* **Exercise prompt**: From the entries below, tally how many lines contain "Barbus" and report only that figure.

* **Supplied data**:
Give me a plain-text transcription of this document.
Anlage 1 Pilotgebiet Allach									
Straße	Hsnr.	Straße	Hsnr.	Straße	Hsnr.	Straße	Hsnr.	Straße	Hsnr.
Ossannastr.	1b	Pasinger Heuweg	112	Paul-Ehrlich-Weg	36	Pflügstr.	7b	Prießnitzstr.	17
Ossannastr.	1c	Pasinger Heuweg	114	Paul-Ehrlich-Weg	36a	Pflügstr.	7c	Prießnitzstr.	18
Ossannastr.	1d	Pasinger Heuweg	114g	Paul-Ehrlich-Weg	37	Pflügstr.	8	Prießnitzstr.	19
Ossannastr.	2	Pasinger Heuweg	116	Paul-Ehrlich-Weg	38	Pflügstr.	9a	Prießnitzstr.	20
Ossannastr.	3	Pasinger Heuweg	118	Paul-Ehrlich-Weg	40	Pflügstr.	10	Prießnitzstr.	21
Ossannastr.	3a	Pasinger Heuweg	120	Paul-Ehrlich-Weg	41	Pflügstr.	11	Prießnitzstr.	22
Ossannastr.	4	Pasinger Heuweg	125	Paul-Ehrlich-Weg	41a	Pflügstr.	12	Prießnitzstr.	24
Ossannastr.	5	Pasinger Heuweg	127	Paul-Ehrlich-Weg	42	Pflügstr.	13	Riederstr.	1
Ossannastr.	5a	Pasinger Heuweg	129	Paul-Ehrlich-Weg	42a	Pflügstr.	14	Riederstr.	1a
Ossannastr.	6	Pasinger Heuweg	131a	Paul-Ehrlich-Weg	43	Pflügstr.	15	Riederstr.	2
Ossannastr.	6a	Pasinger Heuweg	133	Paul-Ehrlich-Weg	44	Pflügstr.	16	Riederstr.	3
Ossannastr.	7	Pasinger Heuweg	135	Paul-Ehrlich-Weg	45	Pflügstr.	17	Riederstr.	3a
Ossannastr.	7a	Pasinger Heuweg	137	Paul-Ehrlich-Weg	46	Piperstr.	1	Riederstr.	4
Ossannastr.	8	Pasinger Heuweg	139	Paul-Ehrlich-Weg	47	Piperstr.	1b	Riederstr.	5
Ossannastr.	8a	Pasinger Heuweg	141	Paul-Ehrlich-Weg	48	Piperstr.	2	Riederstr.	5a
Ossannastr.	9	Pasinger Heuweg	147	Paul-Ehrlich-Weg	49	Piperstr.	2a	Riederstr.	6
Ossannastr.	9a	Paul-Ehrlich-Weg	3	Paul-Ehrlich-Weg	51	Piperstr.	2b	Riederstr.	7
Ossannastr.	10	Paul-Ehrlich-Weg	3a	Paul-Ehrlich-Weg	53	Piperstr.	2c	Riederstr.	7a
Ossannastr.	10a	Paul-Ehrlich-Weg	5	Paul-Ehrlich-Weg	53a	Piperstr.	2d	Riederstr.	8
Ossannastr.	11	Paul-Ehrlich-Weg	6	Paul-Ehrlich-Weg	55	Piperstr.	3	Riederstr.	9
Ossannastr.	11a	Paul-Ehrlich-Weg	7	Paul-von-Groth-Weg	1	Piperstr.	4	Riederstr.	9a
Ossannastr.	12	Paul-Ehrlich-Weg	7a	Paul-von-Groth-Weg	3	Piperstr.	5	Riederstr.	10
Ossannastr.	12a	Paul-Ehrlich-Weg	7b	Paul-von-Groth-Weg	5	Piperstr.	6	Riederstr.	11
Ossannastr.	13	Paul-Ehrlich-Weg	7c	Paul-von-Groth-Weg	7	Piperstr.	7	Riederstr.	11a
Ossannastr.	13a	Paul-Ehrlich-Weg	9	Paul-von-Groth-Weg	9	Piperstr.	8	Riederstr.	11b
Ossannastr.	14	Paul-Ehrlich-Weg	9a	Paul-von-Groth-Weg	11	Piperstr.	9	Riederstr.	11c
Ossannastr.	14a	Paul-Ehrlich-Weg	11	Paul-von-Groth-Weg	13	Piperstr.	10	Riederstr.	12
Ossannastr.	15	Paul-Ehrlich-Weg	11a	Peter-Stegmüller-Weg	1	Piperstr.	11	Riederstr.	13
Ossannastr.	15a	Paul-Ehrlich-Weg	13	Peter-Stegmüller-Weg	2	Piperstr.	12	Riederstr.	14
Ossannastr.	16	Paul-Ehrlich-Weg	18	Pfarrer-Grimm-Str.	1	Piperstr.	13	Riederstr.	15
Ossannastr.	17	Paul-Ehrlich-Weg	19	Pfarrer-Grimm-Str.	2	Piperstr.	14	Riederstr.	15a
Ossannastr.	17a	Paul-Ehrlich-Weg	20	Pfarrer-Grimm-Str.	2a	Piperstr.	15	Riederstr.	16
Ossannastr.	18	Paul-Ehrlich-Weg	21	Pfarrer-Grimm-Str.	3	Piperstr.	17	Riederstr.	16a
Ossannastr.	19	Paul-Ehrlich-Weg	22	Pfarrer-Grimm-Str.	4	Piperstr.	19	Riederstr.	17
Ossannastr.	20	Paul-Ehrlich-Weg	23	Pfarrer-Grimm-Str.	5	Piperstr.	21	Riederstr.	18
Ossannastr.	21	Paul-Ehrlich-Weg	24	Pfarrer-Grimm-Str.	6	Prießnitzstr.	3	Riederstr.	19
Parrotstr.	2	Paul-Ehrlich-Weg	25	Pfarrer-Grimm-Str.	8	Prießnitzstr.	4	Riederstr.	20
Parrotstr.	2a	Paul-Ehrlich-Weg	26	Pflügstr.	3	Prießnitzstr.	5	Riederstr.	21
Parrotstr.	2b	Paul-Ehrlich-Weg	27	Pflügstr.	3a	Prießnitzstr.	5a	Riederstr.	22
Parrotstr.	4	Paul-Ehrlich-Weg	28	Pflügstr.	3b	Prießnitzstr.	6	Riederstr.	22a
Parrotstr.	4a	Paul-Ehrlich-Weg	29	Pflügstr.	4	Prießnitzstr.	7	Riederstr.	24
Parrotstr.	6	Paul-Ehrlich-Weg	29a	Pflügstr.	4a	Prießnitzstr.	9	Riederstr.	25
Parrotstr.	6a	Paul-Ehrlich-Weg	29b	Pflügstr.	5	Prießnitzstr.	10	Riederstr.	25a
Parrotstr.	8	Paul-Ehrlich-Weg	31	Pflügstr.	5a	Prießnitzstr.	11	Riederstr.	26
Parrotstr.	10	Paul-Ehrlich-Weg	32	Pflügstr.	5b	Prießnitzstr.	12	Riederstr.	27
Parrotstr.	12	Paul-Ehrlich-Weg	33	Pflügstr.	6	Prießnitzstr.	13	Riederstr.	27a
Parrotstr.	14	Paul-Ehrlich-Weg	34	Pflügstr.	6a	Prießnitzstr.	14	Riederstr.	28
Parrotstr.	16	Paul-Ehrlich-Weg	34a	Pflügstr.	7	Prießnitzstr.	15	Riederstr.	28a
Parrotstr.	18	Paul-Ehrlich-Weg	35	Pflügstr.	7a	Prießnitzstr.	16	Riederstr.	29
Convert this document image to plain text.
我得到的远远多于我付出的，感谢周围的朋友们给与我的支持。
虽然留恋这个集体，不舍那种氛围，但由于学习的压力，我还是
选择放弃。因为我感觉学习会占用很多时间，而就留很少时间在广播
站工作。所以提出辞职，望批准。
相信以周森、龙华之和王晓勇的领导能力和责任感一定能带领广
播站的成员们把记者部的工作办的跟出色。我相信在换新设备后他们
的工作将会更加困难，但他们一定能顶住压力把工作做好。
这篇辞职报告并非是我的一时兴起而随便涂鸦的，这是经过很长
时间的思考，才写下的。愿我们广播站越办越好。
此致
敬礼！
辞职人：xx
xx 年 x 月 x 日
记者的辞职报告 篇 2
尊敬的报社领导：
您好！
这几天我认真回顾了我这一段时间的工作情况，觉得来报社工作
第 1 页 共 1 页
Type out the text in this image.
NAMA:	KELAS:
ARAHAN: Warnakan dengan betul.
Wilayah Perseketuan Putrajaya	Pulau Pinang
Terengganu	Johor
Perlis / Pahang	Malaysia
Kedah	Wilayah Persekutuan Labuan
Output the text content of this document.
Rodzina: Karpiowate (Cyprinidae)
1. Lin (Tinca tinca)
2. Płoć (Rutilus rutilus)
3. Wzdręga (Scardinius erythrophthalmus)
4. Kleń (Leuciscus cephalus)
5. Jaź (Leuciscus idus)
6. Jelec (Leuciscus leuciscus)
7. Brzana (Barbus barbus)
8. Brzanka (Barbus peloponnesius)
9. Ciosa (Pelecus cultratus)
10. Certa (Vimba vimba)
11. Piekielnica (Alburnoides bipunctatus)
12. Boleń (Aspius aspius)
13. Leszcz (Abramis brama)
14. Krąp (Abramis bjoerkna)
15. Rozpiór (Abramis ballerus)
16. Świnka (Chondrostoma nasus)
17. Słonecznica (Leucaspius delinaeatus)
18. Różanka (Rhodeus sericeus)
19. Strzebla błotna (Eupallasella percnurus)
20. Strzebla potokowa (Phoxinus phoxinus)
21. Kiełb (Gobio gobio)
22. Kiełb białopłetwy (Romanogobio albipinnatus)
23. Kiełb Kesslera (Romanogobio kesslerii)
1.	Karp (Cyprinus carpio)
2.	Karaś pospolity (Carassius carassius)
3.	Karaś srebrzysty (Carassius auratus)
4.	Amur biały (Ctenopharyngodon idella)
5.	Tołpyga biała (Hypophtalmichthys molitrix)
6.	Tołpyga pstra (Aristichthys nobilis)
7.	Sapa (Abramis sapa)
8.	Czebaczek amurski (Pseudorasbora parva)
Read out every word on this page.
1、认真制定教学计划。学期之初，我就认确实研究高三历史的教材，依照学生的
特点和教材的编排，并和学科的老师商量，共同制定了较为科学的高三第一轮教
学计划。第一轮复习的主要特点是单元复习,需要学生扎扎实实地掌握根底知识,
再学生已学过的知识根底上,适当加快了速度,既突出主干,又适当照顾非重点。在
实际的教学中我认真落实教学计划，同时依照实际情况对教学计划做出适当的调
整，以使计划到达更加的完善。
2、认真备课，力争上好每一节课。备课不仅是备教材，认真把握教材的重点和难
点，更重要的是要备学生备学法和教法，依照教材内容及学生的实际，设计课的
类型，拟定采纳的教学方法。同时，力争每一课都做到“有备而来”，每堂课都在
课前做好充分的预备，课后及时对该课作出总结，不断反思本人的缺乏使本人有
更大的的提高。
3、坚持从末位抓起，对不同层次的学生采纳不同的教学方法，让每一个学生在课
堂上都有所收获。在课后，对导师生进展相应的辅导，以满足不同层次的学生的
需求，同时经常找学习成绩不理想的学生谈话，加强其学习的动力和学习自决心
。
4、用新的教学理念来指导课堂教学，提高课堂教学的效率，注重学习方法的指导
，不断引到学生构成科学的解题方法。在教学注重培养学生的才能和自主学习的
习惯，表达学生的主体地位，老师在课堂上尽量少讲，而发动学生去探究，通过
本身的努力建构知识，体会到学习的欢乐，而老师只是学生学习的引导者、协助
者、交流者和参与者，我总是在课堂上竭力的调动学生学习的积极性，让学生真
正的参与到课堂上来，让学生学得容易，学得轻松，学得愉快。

* **Exercise result**: 2